YOUR GOAL> Go through the records and copy each line where the word "Support" occurs.

MATERIAL TO PROCESS>
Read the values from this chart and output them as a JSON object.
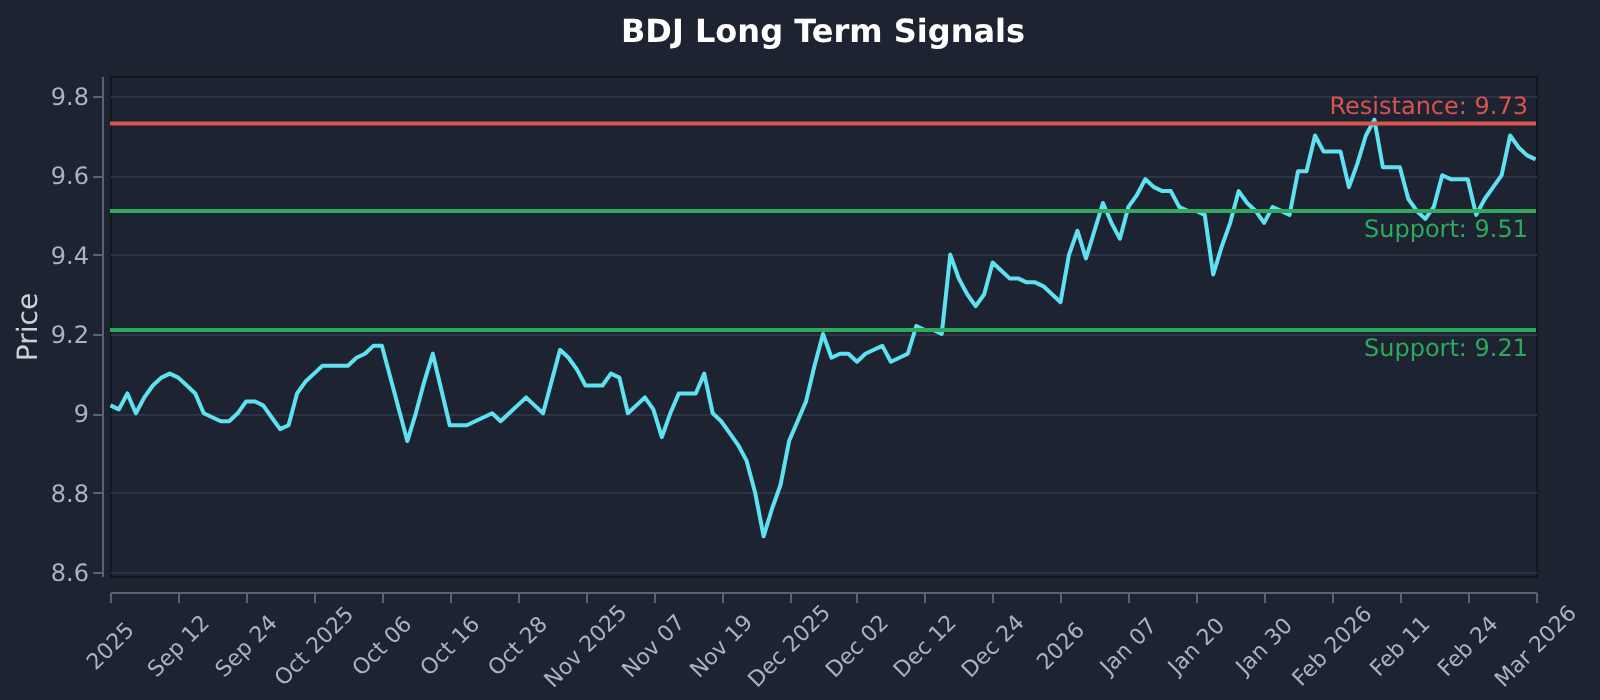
{
  "chart_data": {
    "type": "line",
    "title": "BDJ Long Term Signals",
    "ylabel": "Price",
    "categories": [
      "2025",
      null,
      null,
      null,
      null,
      null,
      null,
      null,
      "Sep 12",
      null,
      null,
      null,
      null,
      null,
      null,
      null,
      "Sep 24",
      null,
      null,
      null,
      null,
      null,
      null,
      null,
      "Oct 2025",
      null,
      null,
      null,
      null,
      null,
      null,
      null,
      "Oct 06",
      null,
      null,
      null,
      null,
      null,
      null,
      null,
      "Oct 16",
      null,
      null,
      null,
      null,
      null,
      null,
      null,
      "Oct 28",
      null,
      null,
      null,
      null,
      null,
      null,
      null,
      "Nov 2025",
      null,
      null,
      null,
      null,
      null,
      null,
      null,
      "Nov 07",
      null,
      null,
      null,
      null,
      null,
      null,
      null,
      "Nov 19",
      null,
      null,
      null,
      null,
      null,
      null,
      null,
      "Dec 2025",
      null,
      null,
      null,
      null,
      null,
      null,
      null,
      "Dec 02",
      null,
      null,
      null,
      null,
      null,
      null,
      null,
      "Dec 12",
      null,
      null,
      null,
      null,
      null,
      null,
      null,
      "Dec 24",
      null,
      null,
      null,
      null,
      null,
      null,
      null,
      "2026",
      null,
      null,
      null,
      null,
      null,
      null,
      null,
      "Jan 07",
      null,
      null,
      null,
      null,
      null,
      null,
      null,
      "Jan 20",
      null,
      null,
      null,
      null,
      null,
      null,
      null,
      "Jan 30",
      null,
      null,
      null,
      null,
      null,
      null,
      null,
      "Feb 2026",
      null,
      null,
      null,
      null,
      null,
      null,
      null,
      "Feb 11",
      null,
      null,
      null,
      null,
      null,
      null,
      null,
      "Feb 24",
      null,
      null,
      null,
      null,
      null,
      null,
      null,
      "Mar 2026"
    ],
    "series": [
      {
        "color": "#5ee1f0",
        "values": [
          9.02,
          9.01,
          9.05,
          9.0,
          9.04,
          9.07,
          9.09,
          9.1,
          9.09,
          9.07,
          9.05,
          9.0,
          8.99,
          8.98,
          8.98,
          9.0,
          9.03,
          9.03,
          9.02,
          8.99,
          8.96,
          8.97,
          9.05,
          9.08,
          9.1,
          9.12,
          9.12,
          9.12,
          9.12,
          9.14,
          9.15,
          9.17,
          9.17,
          9.09,
          9.01,
          8.93,
          9.0,
          9.08,
          9.15,
          9.06,
          8.97,
          8.97,
          8.97,
          8.98,
          8.99,
          9.0,
          8.98,
          9.0,
          9.02,
          9.04,
          9.02,
          9.0,
          9.08,
          9.16,
          9.14,
          9.11,
          9.07,
          9.07,
          9.07,
          9.1,
          9.09,
          9.0,
          9.02,
          9.04,
          9.01,
          8.94,
          9.0,
          9.05,
          9.05,
          9.05,
          9.1,
          9.0,
          8.98,
          8.95,
          8.92,
          8.88,
          8.8,
          8.69,
          8.76,
          8.82,
          8.93,
          8.98,
          9.03,
          9.12,
          9.2,
          9.14,
          9.15,
          9.15,
          9.13,
          9.15,
          9.16,
          9.17,
          9.13,
          9.14,
          9.15,
          9.22,
          9.21,
          9.21,
          9.2,
          9.4,
          9.34,
          9.3,
          9.27,
          9.3,
          9.38,
          9.36,
          9.34,
          9.34,
          9.33,
          9.33,
          9.32,
          9.3,
          9.28,
          9.4,
          9.46,
          9.39,
          9.46,
          9.53,
          9.48,
          9.44,
          9.52,
          9.55,
          9.59,
          9.57,
          9.56,
          9.56,
          9.52,
          9.51,
          9.51,
          9.5,
          9.35,
          9.42,
          9.48,
          9.56,
          9.53,
          9.51,
          9.48,
          9.52,
          9.51,
          9.5,
          9.61,
          9.61,
          9.7,
          9.66,
          9.66,
          9.66,
          9.57,
          9.63,
          9.7,
          9.74,
          9.62,
          9.62,
          9.62,
          9.54,
          9.51,
          9.49,
          9.52,
          9.6,
          9.59,
          9.59,
          9.59,
          9.5,
          9.54,
          9.57,
          9.6,
          9.7,
          9.67,
          9.65,
          9.64
        ]
      }
    ],
    "ylim": [
      8.59,
      9.85
    ],
    "yticks": [
      8.6,
      8.8,
      9.0,
      9.2,
      9.4,
      9.6,
      9.8
    ],
    "grid": "y",
    "ref_lines": [
      {
        "axis": "y",
        "value": 9.73,
        "label": "Resistance: 9.73",
        "color": "#d9534f"
      },
      {
        "axis": "y",
        "value": 9.51,
        "label": "Support: 9.51",
        "color": "#2eaa5c"
      },
      {
        "axis": "y",
        "value": 9.21,
        "label": "Support: 9.21",
        "color": "#2eaa5c"
      }
    ]
  }
}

FULL SOLUTION>
        "label": "Support: 9.51",
        "label": "Support: 9.21",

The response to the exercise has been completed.